= What you will do =
Where the string "data" occurs in the material below, report the whole line.

>> start Task inputs

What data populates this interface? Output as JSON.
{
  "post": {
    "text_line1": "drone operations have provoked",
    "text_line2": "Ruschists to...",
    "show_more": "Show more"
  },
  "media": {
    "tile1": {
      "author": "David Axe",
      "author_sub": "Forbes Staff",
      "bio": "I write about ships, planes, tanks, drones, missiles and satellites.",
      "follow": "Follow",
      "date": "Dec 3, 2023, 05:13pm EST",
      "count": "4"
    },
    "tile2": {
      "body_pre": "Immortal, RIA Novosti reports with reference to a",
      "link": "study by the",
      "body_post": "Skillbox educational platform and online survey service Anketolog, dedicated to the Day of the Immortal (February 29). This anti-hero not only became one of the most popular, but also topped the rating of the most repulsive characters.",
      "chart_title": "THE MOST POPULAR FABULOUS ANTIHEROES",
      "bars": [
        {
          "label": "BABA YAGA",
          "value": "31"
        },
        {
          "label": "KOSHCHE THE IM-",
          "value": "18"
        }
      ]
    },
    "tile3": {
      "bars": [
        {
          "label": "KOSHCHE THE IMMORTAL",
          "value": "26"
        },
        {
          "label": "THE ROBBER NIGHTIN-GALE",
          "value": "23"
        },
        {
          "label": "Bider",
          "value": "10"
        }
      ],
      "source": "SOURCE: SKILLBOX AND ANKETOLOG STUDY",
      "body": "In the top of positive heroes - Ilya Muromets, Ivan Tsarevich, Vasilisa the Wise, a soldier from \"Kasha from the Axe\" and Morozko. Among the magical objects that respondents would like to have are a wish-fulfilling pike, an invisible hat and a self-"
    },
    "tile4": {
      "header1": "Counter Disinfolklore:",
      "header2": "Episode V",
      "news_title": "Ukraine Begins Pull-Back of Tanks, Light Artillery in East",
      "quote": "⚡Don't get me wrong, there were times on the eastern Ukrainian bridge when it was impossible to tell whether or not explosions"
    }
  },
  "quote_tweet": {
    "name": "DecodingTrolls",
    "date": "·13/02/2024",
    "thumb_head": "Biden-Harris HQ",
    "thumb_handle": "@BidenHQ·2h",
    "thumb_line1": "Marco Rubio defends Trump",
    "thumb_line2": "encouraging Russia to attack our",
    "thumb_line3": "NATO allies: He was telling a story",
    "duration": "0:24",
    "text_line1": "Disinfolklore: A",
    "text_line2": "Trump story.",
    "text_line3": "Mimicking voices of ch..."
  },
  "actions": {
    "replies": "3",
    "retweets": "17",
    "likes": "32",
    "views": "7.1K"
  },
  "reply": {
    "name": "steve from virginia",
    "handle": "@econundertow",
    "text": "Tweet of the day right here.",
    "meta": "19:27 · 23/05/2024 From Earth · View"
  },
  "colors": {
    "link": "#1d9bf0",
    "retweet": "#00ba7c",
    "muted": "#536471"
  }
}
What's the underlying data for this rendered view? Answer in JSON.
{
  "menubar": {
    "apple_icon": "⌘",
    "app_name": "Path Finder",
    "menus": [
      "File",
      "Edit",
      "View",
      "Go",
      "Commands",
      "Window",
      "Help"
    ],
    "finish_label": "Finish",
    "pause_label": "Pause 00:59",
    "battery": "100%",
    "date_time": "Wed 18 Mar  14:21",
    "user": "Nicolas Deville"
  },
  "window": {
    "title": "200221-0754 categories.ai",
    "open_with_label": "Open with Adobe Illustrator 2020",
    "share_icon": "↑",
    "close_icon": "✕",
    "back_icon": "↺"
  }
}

>> end Task inputs

= Response for this exercise =
What data populates this interface? Output as JSON.
What's the underlying data for this rendered view? Answer in JSON.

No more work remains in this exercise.